## JOB
Using the listing below, report all lines holding the word "Very".

## DATASET RECORDS
>> Start
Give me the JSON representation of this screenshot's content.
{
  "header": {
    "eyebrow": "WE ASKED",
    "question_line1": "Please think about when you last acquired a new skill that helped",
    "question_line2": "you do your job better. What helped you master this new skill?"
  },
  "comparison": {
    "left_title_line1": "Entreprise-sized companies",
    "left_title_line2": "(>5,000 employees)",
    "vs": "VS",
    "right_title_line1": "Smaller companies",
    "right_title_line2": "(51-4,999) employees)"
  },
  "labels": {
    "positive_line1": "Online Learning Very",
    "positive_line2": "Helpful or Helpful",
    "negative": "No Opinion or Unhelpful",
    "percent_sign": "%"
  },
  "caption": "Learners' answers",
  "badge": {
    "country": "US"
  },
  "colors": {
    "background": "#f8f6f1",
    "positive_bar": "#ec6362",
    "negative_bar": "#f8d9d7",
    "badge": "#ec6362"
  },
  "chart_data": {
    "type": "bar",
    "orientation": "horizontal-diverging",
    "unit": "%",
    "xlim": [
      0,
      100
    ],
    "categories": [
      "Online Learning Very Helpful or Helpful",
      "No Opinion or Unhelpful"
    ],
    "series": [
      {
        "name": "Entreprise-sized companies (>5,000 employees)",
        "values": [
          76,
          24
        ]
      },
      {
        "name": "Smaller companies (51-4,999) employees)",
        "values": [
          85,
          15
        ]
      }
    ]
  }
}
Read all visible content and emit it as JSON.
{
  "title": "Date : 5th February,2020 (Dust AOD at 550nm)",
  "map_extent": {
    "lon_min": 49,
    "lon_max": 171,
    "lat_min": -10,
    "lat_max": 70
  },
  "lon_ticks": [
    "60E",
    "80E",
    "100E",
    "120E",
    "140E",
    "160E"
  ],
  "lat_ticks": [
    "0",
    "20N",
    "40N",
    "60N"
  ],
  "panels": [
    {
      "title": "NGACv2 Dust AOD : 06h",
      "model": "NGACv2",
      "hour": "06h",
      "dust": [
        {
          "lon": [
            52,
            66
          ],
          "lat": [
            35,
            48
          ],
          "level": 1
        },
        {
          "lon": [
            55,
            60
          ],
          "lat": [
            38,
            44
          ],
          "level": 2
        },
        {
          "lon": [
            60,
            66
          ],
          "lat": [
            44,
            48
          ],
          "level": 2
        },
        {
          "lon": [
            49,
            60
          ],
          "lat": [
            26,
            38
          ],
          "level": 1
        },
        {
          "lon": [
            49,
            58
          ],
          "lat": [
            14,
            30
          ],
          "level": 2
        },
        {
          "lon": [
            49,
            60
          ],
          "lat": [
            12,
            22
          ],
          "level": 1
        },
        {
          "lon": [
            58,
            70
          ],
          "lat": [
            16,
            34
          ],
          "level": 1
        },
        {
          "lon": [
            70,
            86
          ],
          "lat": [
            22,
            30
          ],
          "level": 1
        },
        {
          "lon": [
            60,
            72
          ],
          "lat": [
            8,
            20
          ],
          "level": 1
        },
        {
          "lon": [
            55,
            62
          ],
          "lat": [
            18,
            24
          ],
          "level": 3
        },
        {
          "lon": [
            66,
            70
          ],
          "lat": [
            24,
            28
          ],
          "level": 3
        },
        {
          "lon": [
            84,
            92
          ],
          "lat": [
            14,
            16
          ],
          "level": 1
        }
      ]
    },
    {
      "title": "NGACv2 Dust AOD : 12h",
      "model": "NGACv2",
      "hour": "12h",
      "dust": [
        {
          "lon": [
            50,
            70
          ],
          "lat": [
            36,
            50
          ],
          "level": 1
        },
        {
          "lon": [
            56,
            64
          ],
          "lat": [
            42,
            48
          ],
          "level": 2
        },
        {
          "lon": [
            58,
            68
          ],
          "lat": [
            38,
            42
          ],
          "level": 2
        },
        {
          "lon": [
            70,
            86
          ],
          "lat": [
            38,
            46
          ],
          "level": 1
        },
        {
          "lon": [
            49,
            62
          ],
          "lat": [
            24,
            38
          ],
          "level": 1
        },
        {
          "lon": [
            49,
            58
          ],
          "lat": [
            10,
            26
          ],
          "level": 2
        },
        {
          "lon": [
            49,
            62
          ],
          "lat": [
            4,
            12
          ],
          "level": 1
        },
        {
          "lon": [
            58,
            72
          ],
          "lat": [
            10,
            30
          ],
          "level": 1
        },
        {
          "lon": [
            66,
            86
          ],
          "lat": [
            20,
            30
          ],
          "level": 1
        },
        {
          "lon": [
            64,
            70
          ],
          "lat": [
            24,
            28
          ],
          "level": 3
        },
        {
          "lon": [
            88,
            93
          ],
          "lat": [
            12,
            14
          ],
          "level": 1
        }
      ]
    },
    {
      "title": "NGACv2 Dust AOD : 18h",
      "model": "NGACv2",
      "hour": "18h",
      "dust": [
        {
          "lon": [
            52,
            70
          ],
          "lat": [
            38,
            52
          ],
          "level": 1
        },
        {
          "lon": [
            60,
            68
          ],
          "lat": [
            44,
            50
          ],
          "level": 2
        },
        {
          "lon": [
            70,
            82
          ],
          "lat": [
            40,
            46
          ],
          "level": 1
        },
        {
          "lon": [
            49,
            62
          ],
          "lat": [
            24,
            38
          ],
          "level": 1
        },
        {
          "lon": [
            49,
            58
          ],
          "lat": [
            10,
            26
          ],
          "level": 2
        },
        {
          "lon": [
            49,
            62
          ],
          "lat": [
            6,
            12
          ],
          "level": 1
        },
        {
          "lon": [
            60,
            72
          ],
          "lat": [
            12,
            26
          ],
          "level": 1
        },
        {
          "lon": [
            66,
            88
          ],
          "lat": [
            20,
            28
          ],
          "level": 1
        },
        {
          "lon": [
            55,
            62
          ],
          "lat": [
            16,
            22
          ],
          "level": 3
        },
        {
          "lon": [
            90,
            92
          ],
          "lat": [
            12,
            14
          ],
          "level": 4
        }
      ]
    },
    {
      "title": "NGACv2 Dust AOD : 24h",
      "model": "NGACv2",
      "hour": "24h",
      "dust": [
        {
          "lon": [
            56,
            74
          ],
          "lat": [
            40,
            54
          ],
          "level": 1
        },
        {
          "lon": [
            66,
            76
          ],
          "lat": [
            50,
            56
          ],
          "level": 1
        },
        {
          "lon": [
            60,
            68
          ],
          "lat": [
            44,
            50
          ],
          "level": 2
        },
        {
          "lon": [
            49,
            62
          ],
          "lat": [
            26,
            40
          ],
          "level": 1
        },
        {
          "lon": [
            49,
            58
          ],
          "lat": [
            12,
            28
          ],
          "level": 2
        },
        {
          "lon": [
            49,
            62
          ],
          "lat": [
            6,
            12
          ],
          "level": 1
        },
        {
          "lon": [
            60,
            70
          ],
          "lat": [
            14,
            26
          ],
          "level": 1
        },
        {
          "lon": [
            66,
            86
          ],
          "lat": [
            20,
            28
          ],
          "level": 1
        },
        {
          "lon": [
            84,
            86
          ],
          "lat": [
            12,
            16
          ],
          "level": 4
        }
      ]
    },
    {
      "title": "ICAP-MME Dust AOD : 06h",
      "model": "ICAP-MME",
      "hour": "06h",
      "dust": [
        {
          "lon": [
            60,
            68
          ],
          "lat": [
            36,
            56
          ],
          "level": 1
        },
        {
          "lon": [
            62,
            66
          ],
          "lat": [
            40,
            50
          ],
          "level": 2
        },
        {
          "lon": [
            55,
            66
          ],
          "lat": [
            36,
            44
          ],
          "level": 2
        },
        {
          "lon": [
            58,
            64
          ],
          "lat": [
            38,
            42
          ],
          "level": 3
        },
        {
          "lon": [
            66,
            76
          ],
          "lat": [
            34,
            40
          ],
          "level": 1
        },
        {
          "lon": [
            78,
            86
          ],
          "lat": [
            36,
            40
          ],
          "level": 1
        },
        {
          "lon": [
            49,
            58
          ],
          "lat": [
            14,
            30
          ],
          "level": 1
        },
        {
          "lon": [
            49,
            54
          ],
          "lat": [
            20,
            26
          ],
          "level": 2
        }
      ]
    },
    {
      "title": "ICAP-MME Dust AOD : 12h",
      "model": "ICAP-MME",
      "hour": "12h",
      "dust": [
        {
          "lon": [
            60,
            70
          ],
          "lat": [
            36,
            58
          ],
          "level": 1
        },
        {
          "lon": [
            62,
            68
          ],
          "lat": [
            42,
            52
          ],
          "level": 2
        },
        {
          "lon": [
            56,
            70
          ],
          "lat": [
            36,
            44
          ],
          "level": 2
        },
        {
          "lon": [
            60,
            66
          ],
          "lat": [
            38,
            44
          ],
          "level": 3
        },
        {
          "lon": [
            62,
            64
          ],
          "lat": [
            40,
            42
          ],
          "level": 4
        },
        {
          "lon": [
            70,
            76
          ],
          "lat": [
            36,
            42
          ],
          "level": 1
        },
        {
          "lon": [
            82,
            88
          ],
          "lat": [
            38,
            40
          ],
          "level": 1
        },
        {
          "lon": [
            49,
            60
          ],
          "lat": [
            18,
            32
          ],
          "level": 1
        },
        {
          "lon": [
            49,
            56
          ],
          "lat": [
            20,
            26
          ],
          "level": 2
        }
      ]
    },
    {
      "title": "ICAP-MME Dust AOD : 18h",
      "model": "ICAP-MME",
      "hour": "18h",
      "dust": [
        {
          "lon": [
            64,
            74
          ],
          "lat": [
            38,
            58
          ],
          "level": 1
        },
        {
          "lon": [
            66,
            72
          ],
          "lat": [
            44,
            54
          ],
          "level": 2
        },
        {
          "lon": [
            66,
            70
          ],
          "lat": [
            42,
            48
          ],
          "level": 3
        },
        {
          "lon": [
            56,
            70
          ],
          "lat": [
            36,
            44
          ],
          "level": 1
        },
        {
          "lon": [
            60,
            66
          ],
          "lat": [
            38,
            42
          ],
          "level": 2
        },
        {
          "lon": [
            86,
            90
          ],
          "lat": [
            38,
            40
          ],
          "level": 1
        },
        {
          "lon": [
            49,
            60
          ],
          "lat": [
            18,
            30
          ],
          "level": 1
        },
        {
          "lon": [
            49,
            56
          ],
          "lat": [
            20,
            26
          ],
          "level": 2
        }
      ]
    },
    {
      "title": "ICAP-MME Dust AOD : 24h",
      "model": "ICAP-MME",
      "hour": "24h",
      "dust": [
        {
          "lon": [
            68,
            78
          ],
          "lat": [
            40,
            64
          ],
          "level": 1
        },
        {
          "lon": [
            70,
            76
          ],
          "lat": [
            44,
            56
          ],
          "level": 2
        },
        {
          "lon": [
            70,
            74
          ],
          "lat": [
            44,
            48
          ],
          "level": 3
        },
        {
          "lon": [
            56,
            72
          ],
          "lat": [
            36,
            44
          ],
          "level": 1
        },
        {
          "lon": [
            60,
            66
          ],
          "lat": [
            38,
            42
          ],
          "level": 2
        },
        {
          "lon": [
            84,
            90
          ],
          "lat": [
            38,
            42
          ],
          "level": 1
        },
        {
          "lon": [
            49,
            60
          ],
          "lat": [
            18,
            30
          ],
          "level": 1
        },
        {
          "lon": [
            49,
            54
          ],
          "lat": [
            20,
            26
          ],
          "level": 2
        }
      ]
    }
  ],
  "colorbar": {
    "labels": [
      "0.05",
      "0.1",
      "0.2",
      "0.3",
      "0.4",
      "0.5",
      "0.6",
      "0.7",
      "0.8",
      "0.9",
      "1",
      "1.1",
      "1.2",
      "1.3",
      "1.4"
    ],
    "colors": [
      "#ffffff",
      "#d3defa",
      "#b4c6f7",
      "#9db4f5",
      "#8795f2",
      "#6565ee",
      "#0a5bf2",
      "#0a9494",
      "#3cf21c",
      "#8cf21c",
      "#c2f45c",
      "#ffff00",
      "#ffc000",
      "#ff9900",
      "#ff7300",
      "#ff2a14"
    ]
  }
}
>> End
## FINISHED EXERCISE
    "positive_line1": "Online Learning Very",
      "Online Learning Very Helpful or Helpful",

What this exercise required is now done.